*STATED PROBLEM:* Leaving out all images, write out the records that follow exactly.

*DATASET RECORDS:*
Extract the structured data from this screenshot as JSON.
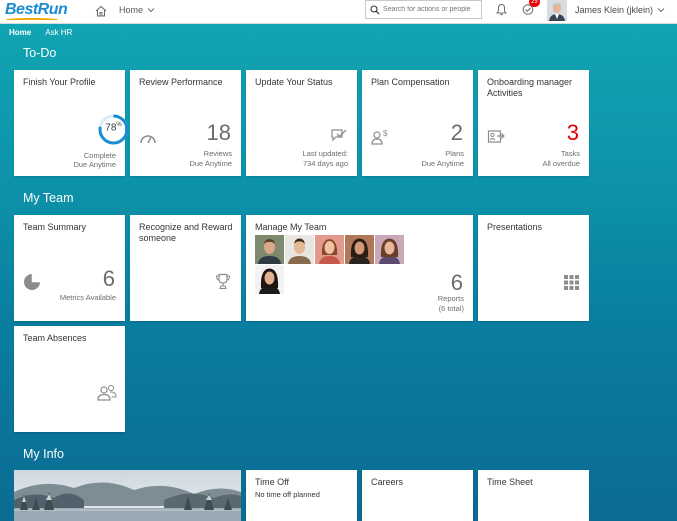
{
  "header": {
    "logo": "BestRun",
    "home_menu": "Home",
    "search_placeholder": "Search for actions or people",
    "tasks_badge": "25",
    "user": "James Klein (jklein)"
  },
  "nav": {
    "tabs": [
      "Home",
      "Ask HR"
    ]
  },
  "sections": {
    "todo": "To-Do",
    "my_team": "My Team",
    "my_info": "My Info"
  },
  "todo": {
    "profile": {
      "title": "Finish Your Profile",
      "progress_value": 78,
      "progress_number": "78",
      "progress_unit": "%",
      "unit": "Complete",
      "footer": "Due Anytime"
    },
    "performance": {
      "title": "Review Performance",
      "value": "18",
      "unit": "Reviews",
      "footer": "Due Anytime"
    },
    "status": {
      "title": "Update Your Status",
      "unit": "Last updated:",
      "footer": "734 days ago"
    },
    "compensation": {
      "title": "Plan Compensation",
      "value": "2",
      "unit": "Plans",
      "footer": "Due Anytime"
    },
    "onboarding": {
      "title": "Onboarding manager Activities",
      "value": "3",
      "unit": "Tasks",
      "footer": "All overdue",
      "value_color": "#e00000"
    }
  },
  "team": {
    "summary": {
      "title": "Team Summary",
      "value": "6",
      "unit": "Metrics Available"
    },
    "recognize": {
      "title": "Recognize and Reward someone"
    },
    "manage": {
      "title": "Manage My Team",
      "value": "6",
      "unit": "Reports",
      "footer": "(6 total)"
    },
    "presentations": {
      "title": "Presentations"
    },
    "absences": {
      "title": "Team Absences"
    }
  },
  "info": {
    "timeoff": {
      "title": "Time Off",
      "subtitle": "No time off planned"
    },
    "careers": {
      "title": "Careers"
    },
    "timesheet": {
      "title": "Time Sheet"
    }
  },
  "colors": {
    "accent": "#1c8cd1",
    "background": "#0d93a9",
    "negative": "#e00000"
  }
}
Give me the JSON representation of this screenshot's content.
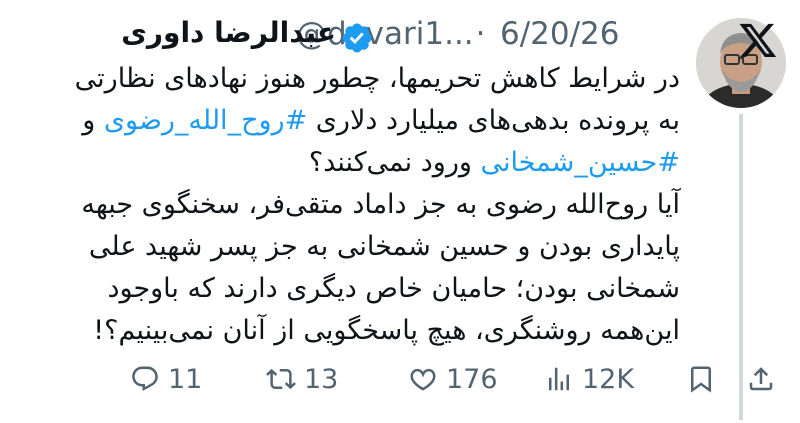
{
  "tweet": {
    "author_name": "عبدالرضا داوری",
    "handle": "@davari1...",
    "separator": "·",
    "date": "6/20/26",
    "verified_icon": "verified-badge-icon",
    "platform_icon": "x-logo-icon",
    "lines": [
      {
        "parts": [
          {
            "text": "در شرایط کاهش تحریمها، چطور هنوز نهادهای نظارتی",
            "hashtag": false
          }
        ]
      },
      {
        "parts": [
          {
            "text": "به پرونده بدهی‌های میلیارد دلاری ",
            "hashtag": false
          },
          {
            "text": "#روح_الله_رضوی",
            "hashtag": true
          },
          {
            "text": " و",
            "hashtag": false
          }
        ]
      },
      {
        "parts": [
          {
            "text": "#حسین_شمخانی",
            "hashtag": true
          },
          {
            "text": " ورود نمی‌کنند؟",
            "hashtag": false
          }
        ]
      },
      {
        "parts": [
          {
            "text": "آیا روح‌الله رضوی به جز داماد متقی‌فر، سخنگوی جبهه",
            "hashtag": false
          }
        ]
      },
      {
        "parts": [
          {
            "text": "پایداری بودن و حسین شمخانی به جز پسر شهید علی",
            "hashtag": false
          }
        ]
      },
      {
        "parts": [
          {
            "text": "شمخانی بودن؛ حامیان خاص دیگری دارند که باوجود",
            "hashtag": false
          }
        ]
      },
      {
        "parts": [
          {
            "text": "این‌همه روشنگری، هیچ پاسخگویی از آنان نمی‌بینیم؟!",
            "hashtag": false
          }
        ]
      }
    ],
    "actions": {
      "reply": {
        "icon": "reply-icon",
        "count": "11"
      },
      "retweet": {
        "icon": "retweet-icon",
        "count": "13"
      },
      "like": {
        "icon": "heart-icon",
        "count": "176"
      },
      "views": {
        "icon": "views-chart-icon",
        "count": "12K"
      },
      "bookmark": {
        "icon": "bookmark-icon"
      },
      "share": {
        "icon": "share-icon"
      }
    },
    "colors": {
      "text": "#0f1419",
      "secondary": "#536471",
      "accent": "#1d9bf0",
      "thread_line": "#cfd9de"
    }
  }
}
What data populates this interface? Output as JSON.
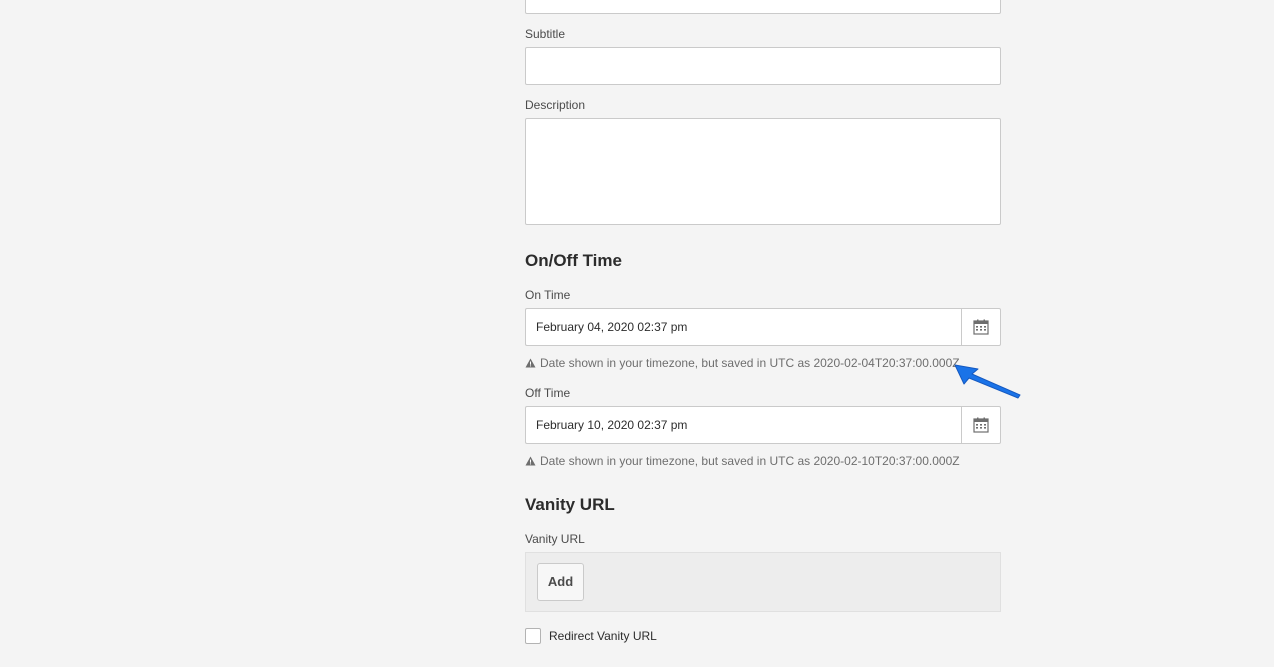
{
  "form": {
    "subtitle": {
      "label": "Subtitle",
      "value": ""
    },
    "description": {
      "label": "Description",
      "value": ""
    }
  },
  "on_off_time": {
    "section_title": "On/Off Time",
    "on_time": {
      "label": "On Time",
      "value": "February 04, 2020 02:37 pm",
      "hint": "Date shown in your timezone, but saved in UTC as 2020-02-04T20:37:00.000Z"
    },
    "off_time": {
      "label": "Off Time",
      "value": "February 10, 2020 02:37 pm",
      "hint": "Date shown in your timezone, but saved in UTC as 2020-02-10T20:37:00.000Z"
    }
  },
  "vanity": {
    "section_title": "Vanity URL",
    "label": "Vanity URL",
    "add_label": "Add",
    "redirect_label": "Redirect Vanity URL",
    "redirect_checked": false
  },
  "colors": {
    "background": "#f4f4f4",
    "annotation_arrow": "#1a73e8"
  },
  "icons": {
    "calendar": "calendar-icon",
    "alert": "alert-icon",
    "arrow": "annotation-arrow-icon"
  }
}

*SOLUTION TO THIS TASK:*
Extract the structured data from this screenshot as JSON.
{
  "header": {
    "logo": "BestRun",
    "home_menu": "Home",
    "search_placeholder": "Search for actions or people",
    "tasks_badge": "25",
    "user": "James Klein (jklein)"
  },
  "nav": {
    "tabs": [
      "Home",
      "Ask HR"
    ]
  },
  "sections": {
    "todo": "To-Do",
    "my_team": "My Team",
    "my_info": "My Info"
  },
  "todo": {
    "profile": {
      "title": "Finish Your Profile",
      "progress_value": 78,
      "progress_number": "78",
      "progress_unit": "%",
      "unit": "Complete",
      "footer": "Due Anytime"
    },
    "performance": {
      "title": "Review Performance",
      "value": "18",
      "unit": "Reviews",
      "footer": "Due Anytime"
    },
    "status": {
      "title": "Update Your Status",
      "unit": "Last updated:",
      "footer": "734 days ago"
    },
    "compensation": {
      "title": "Plan Compensation",
      "value": "2",
      "unit": "Plans",
      "footer": "Due Anytime"
    },
    "onboarding": {
      "title": "Onboarding manager Activities",
      "value": "3",
      "unit": "Tasks",
      "footer": "All overdue",
      "value_color": "#e00000"
    }
  },
  "team": {
    "summary": {
      "title": "Team Summary",
      "value": "6",
      "unit": "Metrics Available"
    },
    "recognize": {
      "title": "Recognize and Reward someone"
    },
    "manage": {
      "title": "Manage My Team",
      "value": "6",
      "unit": "Reports",
      "footer": "(6 total)"
    },
    "presentations": {
      "title": "Presentations"
    },
    "absences": {
      "title": "Team Absences"
    }
  },
  "info": {
    "timeoff": {
      "title": "Time Off",
      "subtitle": "No time off planned"
    },
    "careers": {
      "title": "Careers"
    },
    "timesheet": {
      "title": "Time Sheet"
    }
  },
  "colors": {
    "accent": "#1c8cd1",
    "background": "#0d93a9",
    "negative": "#e00000"
  }
}
Give me the JSON representation of this screenshot's content.
{
  "tweet": {
    "author_name": "عبدالرضا داوری",
    "handle": "@davari1...",
    "separator": "·",
    "date": "6/20/26",
    "verified_icon": "verified-badge-icon",
    "platform_icon": "x-logo-icon",
    "lines": [
      {
        "parts": [
          {
            "text": "در شرایط کاهش تحریمها، چطور هنوز نهادهای نظارتی",
            "hashtag": false
          }
        ]
      },
      {
        "parts": [
          {
            "text": "به پرونده بدهی‌های میلیارد دلاری ",
            "hashtag": false
          },
          {
            "text": "#روح_الله_رضوی",
            "hashtag": true
          },
          {
            "text": " و",
            "hashtag": false
          }
        ]
      },
      {
        "parts": [
          {
            "text": "#حسین_شمخانی",
            "hashtag": true
          },
          {
            "text": " ورود نمی‌کنند؟",
            "hashtag": false
          }
        ]
      },
      {
        "parts": [
          {
            "text": "آیا روح‌الله رضوی به جز داماد متقی‌فر، سخنگوی جبهه",
            "hashtag": false
          }
        ]
      },
      {
        "parts": [
          {
            "text": "پایداری بودن و حسین شمخانی به جز پسر شهید علی",
            "hashtag": false
          }
        ]
      },
      {
        "parts": [
          {
            "text": "شمخانی بودن؛ حامیان خاص دیگری دارند که باوجود",
            "hashtag": false
          }
        ]
      },
      {
        "parts": [
          {
            "text": "این‌همه روشنگری، هیچ پاسخگویی از آنان نمی‌بینیم؟!",
            "hashtag": false
          }
        ]
      }
    ],
    "actions": {
      "reply": {
        "icon": "reply-icon",
        "count": "11"
      },
      "retweet": {
        "icon": "retweet-icon",
        "count": "13"
      },
      "like": {
        "icon": "heart-icon",
        "count": "176"
      },
      "views": {
        "icon": "views-chart-icon",
        "count": "12K"
      },
      "bookmark": {
        "icon": "bookmark-icon"
      },
      "share": {
        "icon": "share-icon"
      }
    },
    "colors": {
      "text": "#0f1419",
      "secondary": "#536471",
      "accent": "#1d9bf0",
      "thread_line": "#cfd9de"
    }
  }
}
What data populates this interface? Output as JSON.
{
  "form": {
    "subtitle": {
      "label": "Subtitle",
      "value": ""
    },
    "description": {
      "label": "Description",
      "value": ""
    }
  },
  "on_off_time": {
    "section_title": "On/Off Time",
    "on_time": {
      "label": "On Time",
      "value": "February 04, 2020 02:37 pm",
      "hint": "Date shown in your timezone, but saved in UTC as 2020-02-04T20:37:00.000Z"
    },
    "off_time": {
      "label": "Off Time",
      "value": "February 10, 2020 02:37 pm",
      "hint": "Date shown in your timezone, but saved in UTC as 2020-02-10T20:37:00.000Z"
    }
  },
  "vanity": {
    "section_title": "Vanity URL",
    "label": "Vanity URL",
    "add_label": "Add",
    "redirect_label": "Redirect Vanity URL",
    "redirect_checked": false
  },
  "colors": {
    "background": "#f4f4f4",
    "annotation_arrow": "#1a73e8"
  },
  "icons": {
    "calendar": "calendar-icon",
    "alert": "alert-icon",
    "arrow": "annotation-arrow-icon"
  }
}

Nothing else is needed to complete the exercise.